Goal of the exercise:
The records below must be transcribed exactly. Do not include the pictures.

Dataset content:
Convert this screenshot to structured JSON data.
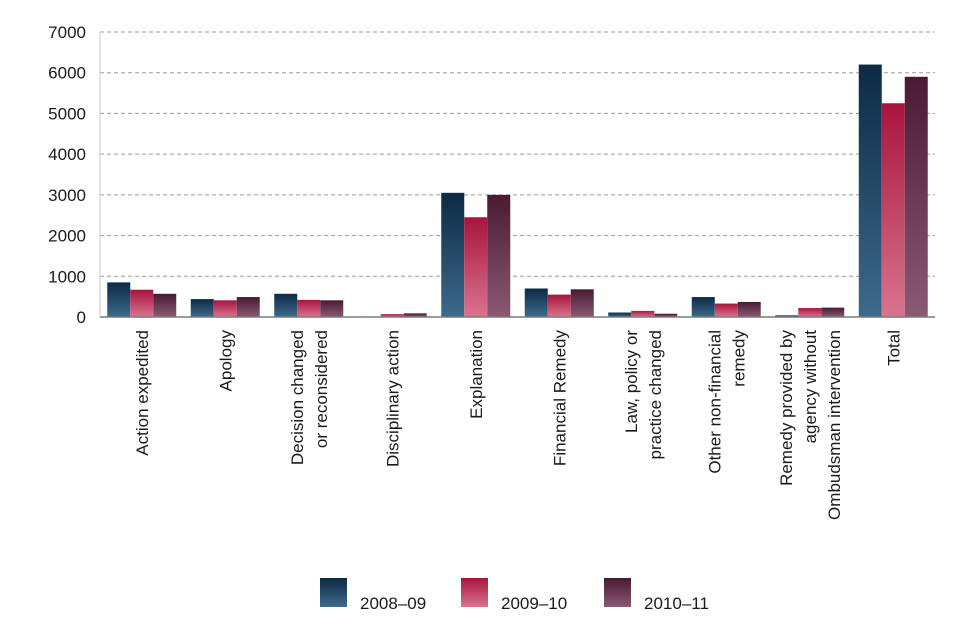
{
  "chart_data": {
    "type": "bar",
    "categories": [
      [
        "Action expedited"
      ],
      [
        "Apology"
      ],
      [
        "Decision changed",
        "or reconsidered"
      ],
      [
        "Disciplinary action"
      ],
      [
        "Explanation"
      ],
      [
        "Financial Remedy"
      ],
      [
        "Law, policy or",
        "practice changed"
      ],
      [
        "Other non-financial",
        "remedy"
      ],
      [
        "Remedy provided by",
        "agency without",
        "Ombudsman intervention"
      ],
      [
        "Total"
      ]
    ],
    "series": [
      {
        "name": "2008–09",
        "color_top": "#0d2a45",
        "color_bottom": "#3d6a8c",
        "values": [
          850,
          440,
          570,
          10,
          3050,
          700,
          110,
          490,
          40,
          6200
        ]
      },
      {
        "name": "2009–10",
        "color_top": "#a8143e",
        "color_bottom": "#d9748f",
        "values": [
          670,
          410,
          420,
          70,
          2450,
          550,
          150,
          330,
          220,
          5250
        ]
      },
      {
        "name": "2010–11",
        "color_top": "#4a1a33",
        "color_bottom": "#8a5a75",
        "values": [
          570,
          490,
          410,
          90,
          3000,
          680,
          80,
          370,
          230,
          5900
        ]
      }
    ],
    "yticks": [
      0,
      1000,
      2000,
      3000,
      4000,
      5000,
      6000,
      7000
    ],
    "ylim": [
      0,
      7000
    ],
    "grid": true,
    "legend_position": "bottom"
  }
}
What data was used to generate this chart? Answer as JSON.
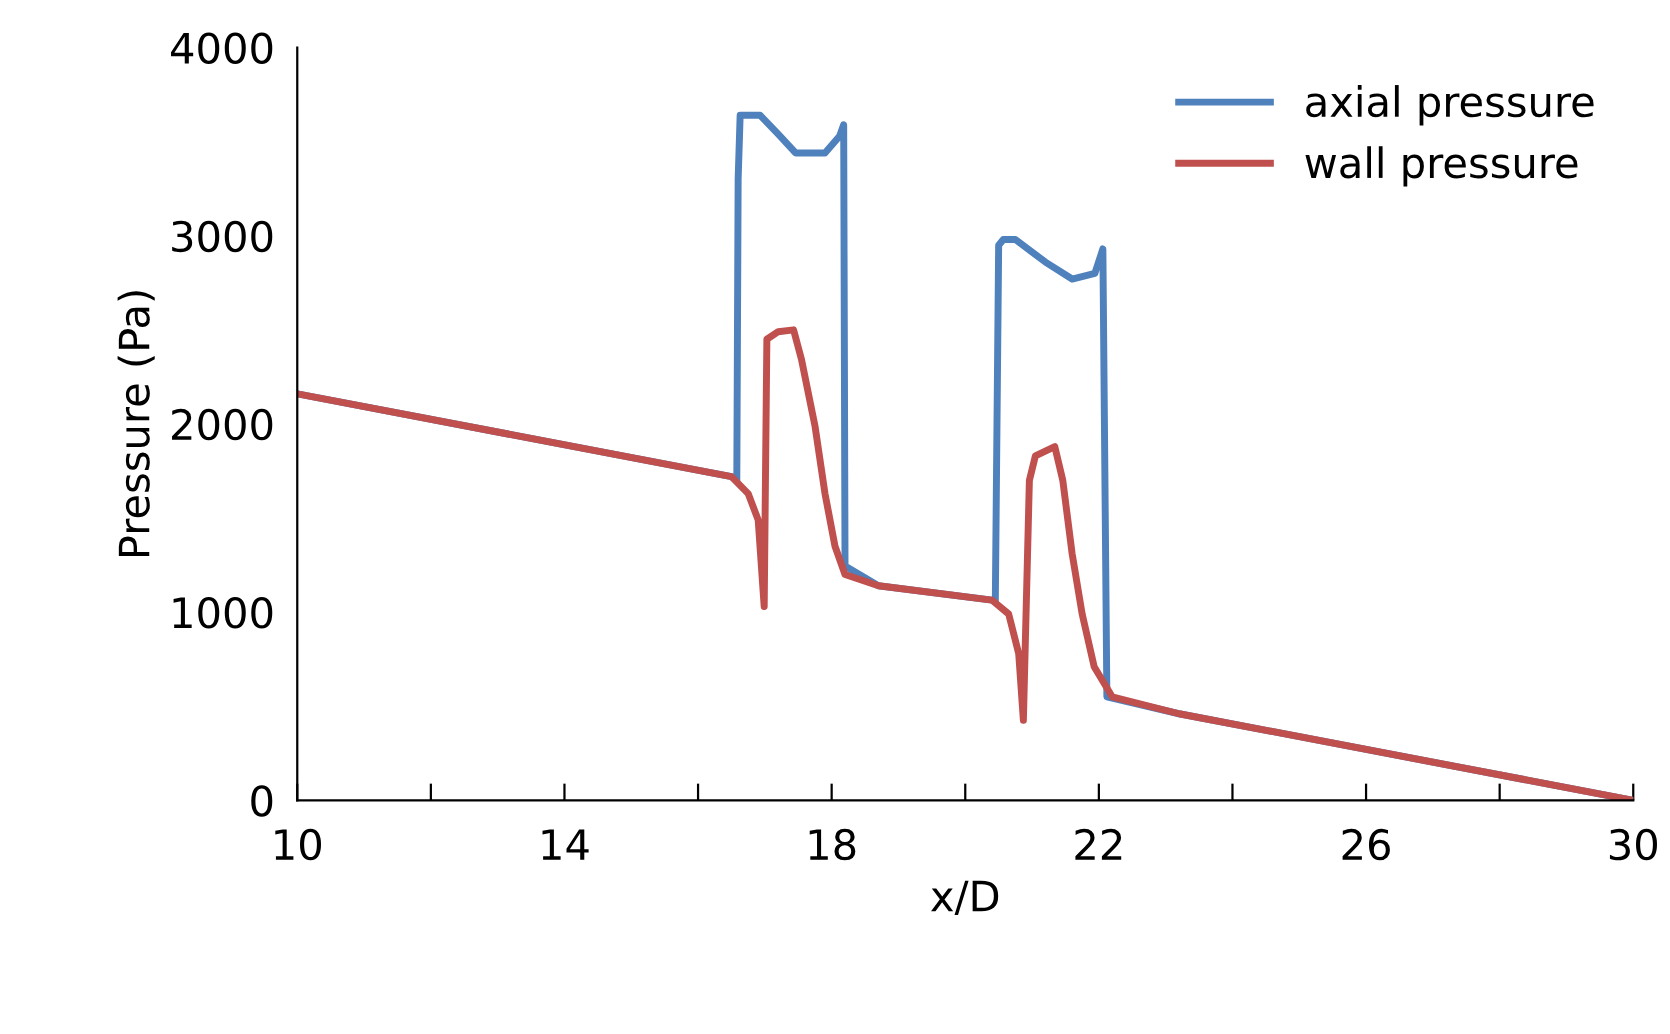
{
  "chart_data": {
    "type": "line",
    "xlabel": "x/D",
    "ylabel": "Pressure (Pa)",
    "xlim": [
      10,
      30
    ],
    "ylim": [
      0,
      4000
    ],
    "xticks": [
      10,
      {
        "value": 12,
        "label": null
      },
      14,
      {
        "value": 16,
        "label": null
      },
      18,
      {
        "value": 20,
        "label": null
      },
      22,
      {
        "value": 24,
        "label": null
      },
      26,
      {
        "value": 28,
        "label": null
      },
      30
    ],
    "yticks": [
      0,
      1000,
      2000,
      3000,
      4000
    ],
    "grid": false,
    "legend": "top right",
    "marker": "none",
    "line_style": "solid",
    "series": [
      {
        "name": "axial pressure",
        "color": "#4f81bd",
        "x": [
          10,
          16.5,
          16.58,
          16.6,
          16.63,
          16.93,
          17.2,
          17.46,
          17.9,
          18.12,
          18.18,
          18.2,
          18.7,
          20.4,
          20.45,
          20.5,
          20.57,
          20.75,
          21.2,
          21.6,
          21.94,
          22.06,
          22.12,
          23.2,
          30
        ],
        "values": [
          2160,
          1720,
          1700,
          3300,
          3640,
          3640,
          3540,
          3440,
          3440,
          3530,
          3590,
          1245,
          1140,
          1064,
          1060,
          2950,
          2980,
          2980,
          2860,
          2770,
          2800,
          2930,
          550,
          460,
          0
        ]
      },
      {
        "name": "wall pressure",
        "color": "#c0504d",
        "x": [
          10,
          16.5,
          16.75,
          16.9,
          16.99,
          17.03,
          17.2,
          17.43,
          17.55,
          17.75,
          17.9,
          18.05,
          18.2,
          18.7,
          20.4,
          20.65,
          20.8,
          20.87,
          20.96,
          21.05,
          21.34,
          21.46,
          21.6,
          21.75,
          21.93,
          22.2,
          23.2,
          30
        ],
        "values": [
          2160,
          1720,
          1630,
          1490,
          1030,
          2450,
          2490,
          2500,
          2340,
          1990,
          1630,
          1350,
          1200,
          1140,
          1064,
          990,
          780,
          425,
          1700,
          1830,
          1880,
          1700,
          1310,
          990,
          710,
          550,
          460,
          0
        ]
      }
    ]
  }
}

Problem solution:
Convert this screenshot to structured JSON data.
{
  "chart_data": {
    "type": "bar",
    "categories": [
      [
        "Action expedited"
      ],
      [
        "Apology"
      ],
      [
        "Decision changed",
        "or reconsidered"
      ],
      [
        "Disciplinary action"
      ],
      [
        "Explanation"
      ],
      [
        "Financial Remedy"
      ],
      [
        "Law, policy or",
        "practice changed"
      ],
      [
        "Other non-financial",
        "remedy"
      ],
      [
        "Remedy provided by",
        "agency without",
        "Ombudsman intervention"
      ],
      [
        "Total"
      ]
    ],
    "series": [
      {
        "name": "2008–09",
        "color_top": "#0d2a45",
        "color_bottom": "#3d6a8c",
        "values": [
          850,
          440,
          570,
          10,
          3050,
          700,
          110,
          490,
          40,
          6200
        ]
      },
      {
        "name": "2009–10",
        "color_top": "#a8143e",
        "color_bottom": "#d9748f",
        "values": [
          670,
          410,
          420,
          70,
          2450,
          550,
          150,
          330,
          220,
          5250
        ]
      },
      {
        "name": "2010–11",
        "color_top": "#4a1a33",
        "color_bottom": "#8a5a75",
        "values": [
          570,
          490,
          410,
          90,
          3000,
          680,
          80,
          370,
          230,
          5900
        ]
      }
    ],
    "yticks": [
      0,
      1000,
      2000,
      3000,
      4000,
      5000,
      6000,
      7000
    ],
    "ylim": [
      0,
      7000
    ],
    "grid": true,
    "legend_position": "bottom"
  }
}
What data was used to generate this chart? Answer as JSON.
{
  "chart_data": {
    "type": "line",
    "xlabel": "x/D",
    "ylabel": "Pressure (Pa)",
    "xlim": [
      10,
      30
    ],
    "ylim": [
      0,
      4000
    ],
    "xticks": [
      10,
      {
        "value": 12,
        "label": null
      },
      14,
      {
        "value": 16,
        "label": null
      },
      18,
      {
        "value": 20,
        "label": null
      },
      22,
      {
        "value": 24,
        "label": null
      },
      26,
      {
        "value": 28,
        "label": null
      },
      30
    ],
    "yticks": [
      0,
      1000,
      2000,
      3000,
      4000
    ],
    "grid": false,
    "legend": "top right",
    "marker": "none",
    "line_style": "solid",
    "series": [
      {
        "name": "axial pressure",
        "color": "#4f81bd",
        "x": [
          10,
          16.5,
          16.58,
          16.6,
          16.63,
          16.93,
          17.2,
          17.46,
          17.9,
          18.12,
          18.18,
          18.2,
          18.7,
          20.4,
          20.45,
          20.5,
          20.57,
          20.75,
          21.2,
          21.6,
          21.94,
          22.06,
          22.12,
          23.2,
          30
        ],
        "values": [
          2160,
          1720,
          1700,
          3300,
          3640,
          3640,
          3540,
          3440,
          3440,
          3530,
          3590,
          1245,
          1140,
          1064,
          1060,
          2950,
          2980,
          2980,
          2860,
          2770,
          2800,
          2930,
          550,
          460,
          0
        ]
      },
      {
        "name": "wall pressure",
        "color": "#c0504d",
        "x": [
          10,
          16.5,
          16.75,
          16.9,
          16.99,
          17.03,
          17.2,
          17.43,
          17.55,
          17.75,
          17.9,
          18.05,
          18.2,
          18.7,
          20.4,
          20.65,
          20.8,
          20.87,
          20.96,
          21.05,
          21.34,
          21.46,
          21.6,
          21.75,
          21.93,
          22.2,
          23.2,
          30
        ],
        "values": [
          2160,
          1720,
          1630,
          1490,
          1030,
          2450,
          2490,
          2500,
          2340,
          1990,
          1630,
          1350,
          1200,
          1140,
          1064,
          990,
          780,
          425,
          1700,
          1830,
          1880,
          1700,
          1310,
          990,
          710,
          550,
          460,
          0
        ]
      }
    ]
  }
}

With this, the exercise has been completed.